Exercise instructions
Skip the pictures and extract all of the lines exactly as written.

Provided material
>>

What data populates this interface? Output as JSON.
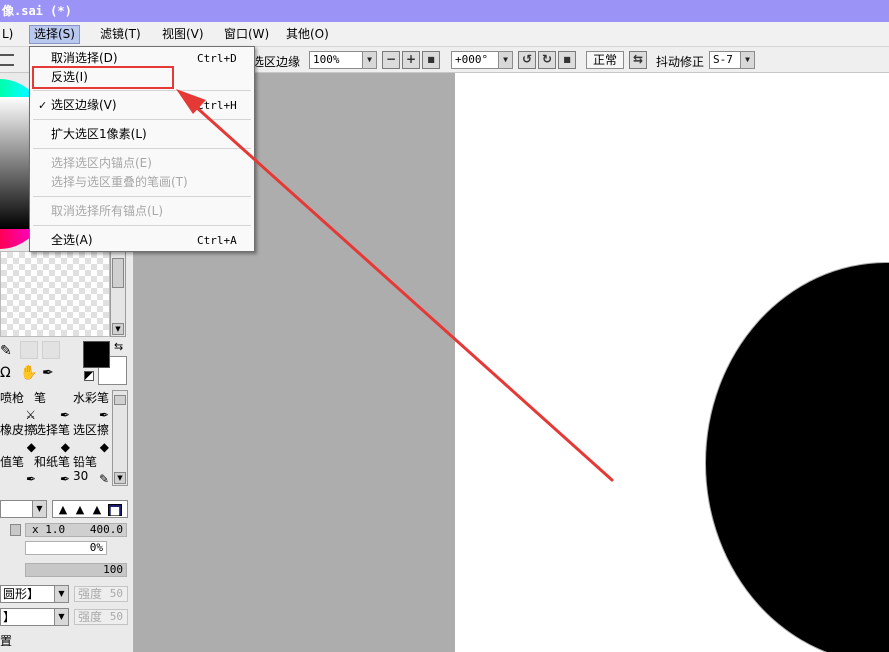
{
  "window": {
    "title": "像.sai (*)"
  },
  "menubar": {
    "items": [
      {
        "label": "L)"
      },
      {
        "label": "选择(S)"
      },
      {
        "label": "滤镜(T)"
      },
      {
        "label": "视图(V)"
      },
      {
        "label": "窗口(W)"
      },
      {
        "label": "其他(O)"
      }
    ]
  },
  "toolbar": {
    "selection_edge_label": "选区边缘",
    "zoom_value": "100%",
    "zoom_out": "−",
    "zoom_in": "+",
    "zoom_reset": "■",
    "rotation_value": "+000°",
    "rotate_ccw": "↺",
    "rotate_cw": "↻",
    "rotate_reset": "■",
    "blend_mode": "正常",
    "flip_icon": "⇆",
    "stabilizer_label": "抖动修正",
    "stabilizer_value": "S-7"
  },
  "select_menu": {
    "items": [
      {
        "label": "取消选择(D)",
        "shortcut": "Ctrl+D",
        "enabled": true,
        "checked": false
      },
      {
        "label": "反选(I)",
        "shortcut": "",
        "enabled": true,
        "checked": false,
        "highlighted": true
      },
      {
        "label": "选区边缘(V)",
        "shortcut": "Ctrl+H",
        "enabled": true,
        "checked": true
      },
      {
        "label": "扩大选区1像素(L)",
        "shortcut": "",
        "enabled": true,
        "checked": false
      },
      {
        "label": "选择选区内锚点(E)",
        "shortcut": "",
        "enabled": false,
        "checked": false
      },
      {
        "label": "选择与选区重叠的笔画(T)",
        "shortcut": "",
        "enabled": false,
        "checked": false
      },
      {
        "label": "取消选择所有锚点(L)",
        "shortcut": "",
        "enabled": false,
        "checked": false
      },
      {
        "label": "全选(A)",
        "shortcut": "Ctrl+A",
        "enabled": true,
        "checked": false
      }
    ],
    "check_mark": "✓"
  },
  "left_panel": {
    "tools_row_icons": [
      "✎",
      "Ω",
      "✋",
      "✒"
    ],
    "swap_icon": "⇆",
    "brushes": [
      {
        "label": "喷枪",
        "glyph": "⚔"
      },
      {
        "label": "笔",
        "glyph": "✒"
      },
      {
        "label": "水彩笔",
        "glyph": "✒"
      },
      {
        "label": "橡皮擦",
        "glyph": "◆"
      },
      {
        "label": "选择笔",
        "glyph": "◆"
      },
      {
        "label": "选区擦",
        "glyph": "◆"
      },
      {
        "label": "值笔",
        "glyph": "✒"
      },
      {
        "label": "和纸笔",
        "glyph": "✒"
      },
      {
        "label": "铅笔30",
        "glyph": "✎"
      }
    ],
    "brush_shapes": [
      "▲",
      "▲",
      "▲",
      "■"
    ],
    "size_multiplier": "x 1.0",
    "size_value": "400.0",
    "min_size_value": "0%",
    "density_value": "100",
    "shape_combo": "圆形】",
    "texture_combo": "】",
    "strength_label": "强度",
    "strength_value": "50",
    "bottom_label": "置"
  },
  "colors": {
    "title_bar": "#9b93f5",
    "highlight_red": "#e53935",
    "foreground": "#000000",
    "background": "#ffffff"
  }
}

<<

Written answer
What data populates this interface? Output as JSON.
{
  "window": {
    "title": "像.sai (*)"
  },
  "menubar": {
    "items": [
      {
        "label": "L)"
      },
      {
        "label": "选择(S)"
      },
      {
        "label": "滤镜(T)"
      },
      {
        "label": "视图(V)"
      },
      {
        "label": "窗口(W)"
      },
      {
        "label": "其他(O)"
      }
    ]
  },
  "toolbar": {
    "selection_edge_label": "选区边缘",
    "zoom_value": "100%",
    "zoom_out": "−",
    "zoom_in": "+",
    "zoom_reset": "■",
    "rotation_value": "+000°",
    "rotate_ccw": "↺",
    "rotate_cw": "↻",
    "rotate_reset": "■",
    "blend_mode": "正常",
    "flip_icon": "⇆",
    "stabilizer_label": "抖动修正",
    "stabilizer_value": "S-7"
  },
  "select_menu": {
    "items": [
      {
        "label": "取消选择(D)",
        "shortcut": "Ctrl+D",
        "enabled": true,
        "checked": false
      },
      {
        "label": "反选(I)",
        "shortcut": "",
        "enabled": true,
        "checked": false,
        "highlighted": true
      },
      {
        "label": "选区边缘(V)",
        "shortcut": "Ctrl+H",
        "enabled": true,
        "checked": true
      },
      {
        "label": "扩大选区1像素(L)",
        "shortcut": "",
        "enabled": true,
        "checked": false
      },
      {
        "label": "选择选区内锚点(E)",
        "shortcut": "",
        "enabled": false,
        "checked": false
      },
      {
        "label": "选择与选区重叠的笔画(T)",
        "shortcut": "",
        "enabled": false,
        "checked": false
      },
      {
        "label": "取消选择所有锚点(L)",
        "shortcut": "",
        "enabled": false,
        "checked": false
      },
      {
        "label": "全选(A)",
        "shortcut": "Ctrl+A",
        "enabled": true,
        "checked": false
      }
    ],
    "check_mark": "✓"
  },
  "left_panel": {
    "tools_row_icons": [
      "✎",
      "Ω",
      "✋",
      "✒"
    ],
    "swap_icon": "⇆",
    "brushes": [
      {
        "label": "喷枪",
        "glyph": "⚔"
      },
      {
        "label": "笔",
        "glyph": "✒"
      },
      {
        "label": "水彩笔",
        "glyph": "✒"
      },
      {
        "label": "橡皮擦",
        "glyph": "◆"
      },
      {
        "label": "选择笔",
        "glyph": "◆"
      },
      {
        "label": "选区擦",
        "glyph": "◆"
      },
      {
        "label": "值笔",
        "glyph": "✒"
      },
      {
        "label": "和纸笔",
        "glyph": "✒"
      },
      {
        "label": "铅笔30",
        "glyph": "✎"
      }
    ],
    "brush_shapes": [
      "▲",
      "▲",
      "▲",
      "■"
    ],
    "size_multiplier": "x 1.0",
    "size_value": "400.0",
    "min_size_value": "0%",
    "density_value": "100",
    "shape_combo": "圆形】",
    "texture_combo": "】",
    "strength_label": "强度",
    "strength_value": "50",
    "bottom_label": "置"
  },
  "colors": {
    "title_bar": "#9b93f5",
    "highlight_red": "#e53935",
    "foreground": "#000000",
    "background": "#ffffff"
  }
}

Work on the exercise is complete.